>> start Items
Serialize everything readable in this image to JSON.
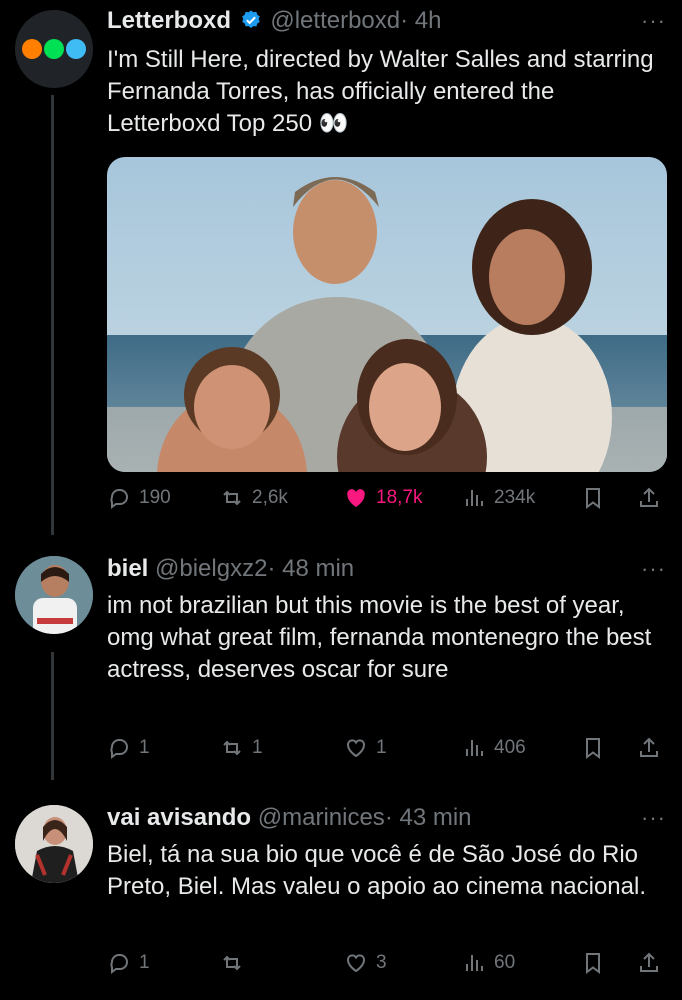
{
  "tweets": [
    {
      "name": "Letterboxd",
      "handle": "@letterboxd",
      "time": "· 4h",
      "text": "I'm Still Here, directed by Walter Salles and starring Fernanda Torres, has officially entered the Letterboxd Top 250 👀",
      "verified": true,
      "stats": {
        "replies": "190",
        "retweets": "2,6k",
        "likes": "18,7k",
        "views": "234k"
      },
      "liked": true,
      "colors": {
        "dot1": "#ff8000",
        "dot2": "#00e054",
        "dot3": "#40bcf4"
      }
    },
    {
      "name": "biel",
      "handle": "@bielgxz2",
      "time": "· 48 min",
      "text": "im not brazilian but this movie is the best of year, omg what great film, fernanda montenegro the best actress, deserves oscar for sure",
      "stats": {
        "replies": "1",
        "retweets": "1",
        "likes": "1",
        "views": "406"
      }
    },
    {
      "name": "vai avisando",
      "handle": "@marinices",
      "time": "· 43 min",
      "text": "Biel, tá na sua bio que você é de São José do Rio Preto, Biel. Mas valeu o apoio ao cinema nacional.",
      "stats": {
        "replies": "1",
        "retweets": "",
        "likes": "3",
        "views": "60"
      }
    }
  ],
  "more_icon": "···",
  "theme": {
    "like_color": "#f91880",
    "verified_color": "#1d9bf0"
  }
}
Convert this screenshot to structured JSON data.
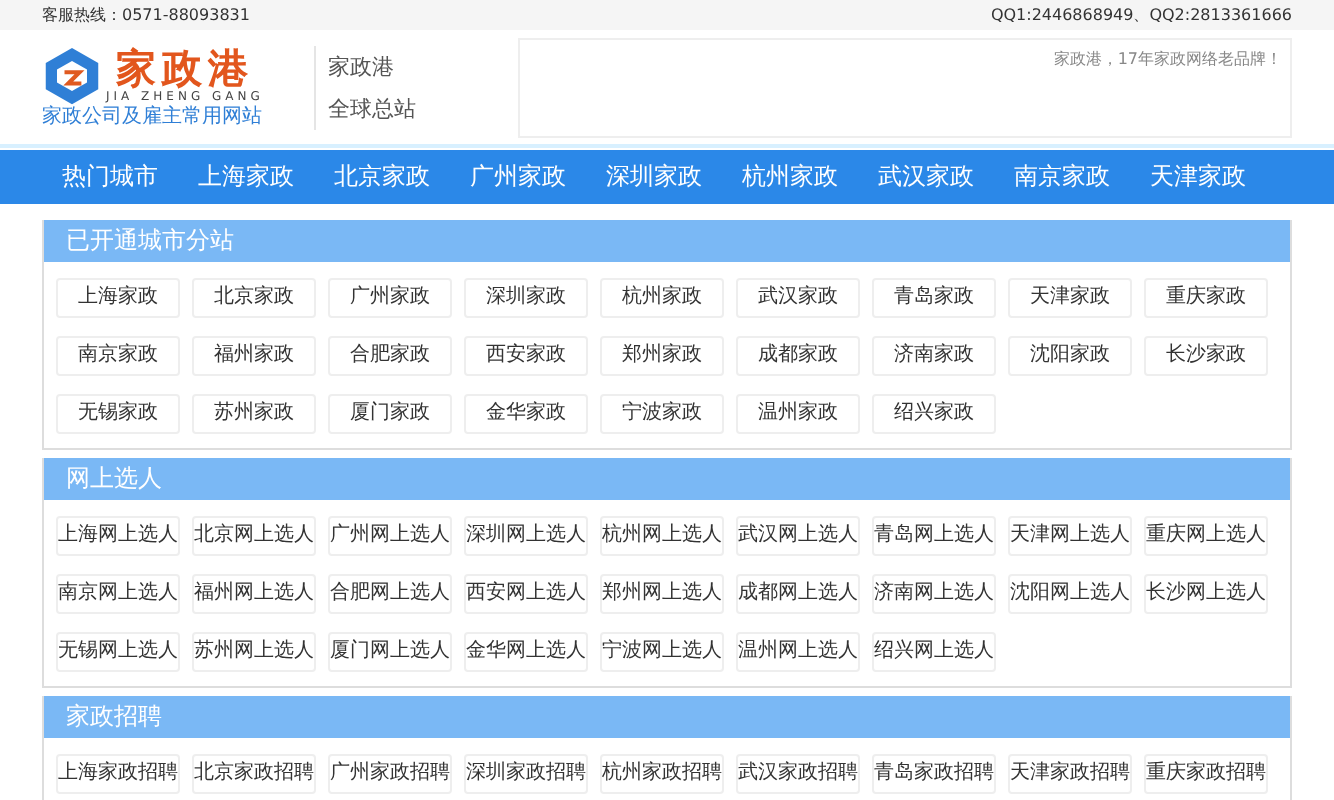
{
  "top_bar": {
    "hotline": "客服热线：0571-88093831",
    "qq": "QQ1:2446868949、QQ2:2813361666"
  },
  "header": {
    "logo": {
      "title": "家政港",
      "pinyin": "JIA ZHENG GANG",
      "tagline": "家政公司及雇主常用网站"
    },
    "site_name": "家政港",
    "site_scope": "全球总站",
    "slogan": "家政港，17年家政网络老品牌！"
  },
  "nav": [
    {
      "label": "热门城市",
      "selected": false
    },
    {
      "label": "上海家政",
      "selected": false
    },
    {
      "label": "北京家政",
      "selected": false
    },
    {
      "label": "广州家政",
      "selected": false
    },
    {
      "label": "深圳家政",
      "selected": false
    },
    {
      "label": "杭州家政",
      "selected": false
    },
    {
      "label": "武汉家政",
      "selected": false
    },
    {
      "label": "南京家政",
      "selected": false
    },
    {
      "label": "天津家政",
      "selected": false
    }
  ],
  "sections": [
    {
      "title": "已开通城市分站",
      "links": [
        "上海家政",
        "北京家政",
        "广州家政",
        "深圳家政",
        "杭州家政",
        "武汉家政",
        "青岛家政",
        "天津家政",
        "重庆家政",
        "南京家政",
        "福州家政",
        "合肥家政",
        "西安家政",
        "郑州家政",
        "成都家政",
        "济南家政",
        "沈阳家政",
        "长沙家政",
        "无锡家政",
        "苏州家政",
        "厦门家政",
        "金华家政",
        "宁波家政",
        "温州家政",
        "绍兴家政"
      ]
    },
    {
      "title": "网上选人",
      "links": [
        "上海网上选人",
        "北京网上选人",
        "广州网上选人",
        "深圳网上选人",
        "杭州网上选人",
        "武汉网上选人",
        "青岛网上选人",
        "天津网上选人",
        "重庆网上选人",
        "南京网上选人",
        "福州网上选人",
        "合肥网上选人",
        "西安网上选人",
        "郑州网上选人",
        "成都网上选人",
        "济南网上选人",
        "沈阳网上选人",
        "长沙网上选人",
        "无锡网上选人",
        "苏州网上选人",
        "厦门网上选人",
        "金华网上选人",
        "宁波网上选人",
        "温州网上选人",
        "绍兴网上选人"
      ]
    },
    {
      "title": "家政招聘",
      "links": [
        "上海家政招聘",
        "北京家政招聘",
        "广州家政招聘",
        "深圳家政招聘",
        "杭州家政招聘",
        "武汉家政招聘",
        "青岛家政招聘",
        "天津家政招聘",
        "重庆家政招聘"
      ]
    }
  ]
}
>> end Items
Stated problem: Leave the images out and output the remaining material exactly as it stands.

Correct result:
Serialize everything readable in this image to JSON.
{
  "tweets": [
    {
      "name": "Letterboxd",
      "handle": "@letterboxd",
      "time": "· 4h",
      "text": "I'm Still Here, directed by Walter Salles and starring Fernanda Torres, has officially entered the Letterboxd Top 250 👀",
      "verified": true,
      "stats": {
        "replies": "190",
        "retweets": "2,6k",
        "likes": "18,7k",
        "views": "234k"
      },
      "liked": true,
      "colors": {
        "dot1": "#ff8000",
        "dot2": "#00e054",
        "dot3": "#40bcf4"
      }
    },
    {
      "name": "biel",
      "handle": "@bielgxz2",
      "time": "· 48 min",
      "text": "im not brazilian but this movie is the best of year, omg what great film, fernanda montenegro the best actress, deserves oscar for sure",
      "stats": {
        "replies": "1",
        "retweets": "1",
        "likes": "1",
        "views": "406"
      }
    },
    {
      "name": "vai avisando",
      "handle": "@marinices",
      "time": "· 43 min",
      "text": "Biel, tá na sua bio que você é de São José do Rio Preto, Biel. Mas valeu o apoio ao cinema nacional.",
      "stats": {
        "replies": "1",
        "retweets": "",
        "likes": "3",
        "views": "60"
      }
    }
  ],
  "more_icon": "···",
  "theme": {
    "like_color": "#f91880",
    "verified_color": "#1d9bf0"
  }
}
Convert this screenshot to structured JSON data.
{
  "top_bar": {
    "hotline": "客服热线：0571-88093831",
    "qq": "QQ1:2446868949、QQ2:2813361666"
  },
  "header": {
    "logo": {
      "title": "家政港",
      "pinyin": "JIA ZHENG GANG",
      "tagline": "家政公司及雇主常用网站"
    },
    "site_name": "家政港",
    "site_scope": "全球总站",
    "slogan": "家政港，17年家政网络老品牌！"
  },
  "nav": [
    {
      "label": "热门城市",
      "selected": false
    },
    {
      "label": "上海家政",
      "selected": false
    },
    {
      "label": "北京家政",
      "selected": false
    },
    {
      "label": "广州家政",
      "selected": false
    },
    {
      "label": "深圳家政",
      "selected": false
    },
    {
      "label": "杭州家政",
      "selected": false
    },
    {
      "label": "武汉家政",
      "selected": false
    },
    {
      "label": "南京家政",
      "selected": false
    },
    {
      "label": "天津家政",
      "selected": false
    }
  ],
  "sections": [
    {
      "title": "已开通城市分站",
      "links": [
        "上海家政",
        "北京家政",
        "广州家政",
        "深圳家政",
        "杭州家政",
        "武汉家政",
        "青岛家政",
        "天津家政",
        "重庆家政",
        "南京家政",
        "福州家政",
        "合肥家政",
        "西安家政",
        "郑州家政",
        "成都家政",
        "济南家政",
        "沈阳家政",
        "长沙家政",
        "无锡家政",
        "苏州家政",
        "厦门家政",
        "金华家政",
        "宁波家政",
        "温州家政",
        "绍兴家政"
      ]
    },
    {
      "title": "网上选人",
      "links": [
        "上海网上选人",
        "北京网上选人",
        "广州网上选人",
        "深圳网上选人",
        "杭州网上选人",
        "武汉网上选人",
        "青岛网上选人",
        "天津网上选人",
        "重庆网上选人",
        "南京网上选人",
        "福州网上选人",
        "合肥网上选人",
        "西安网上选人",
        "郑州网上选人",
        "成都网上选人",
        "济南网上选人",
        "沈阳网上选人",
        "长沙网上选人",
        "无锡网上选人",
        "苏州网上选人",
        "厦门网上选人",
        "金华网上选人",
        "宁波网上选人",
        "温州网上选人",
        "绍兴网上选人"
      ]
    },
    {
      "title": "家政招聘",
      "links": [
        "上海家政招聘",
        "北京家政招聘",
        "广州家政招聘",
        "深圳家政招聘",
        "杭州家政招聘",
        "武汉家政招聘",
        "青岛家政招聘",
        "天津家政招聘",
        "重庆家政招聘"
      ]
    }
  ]
}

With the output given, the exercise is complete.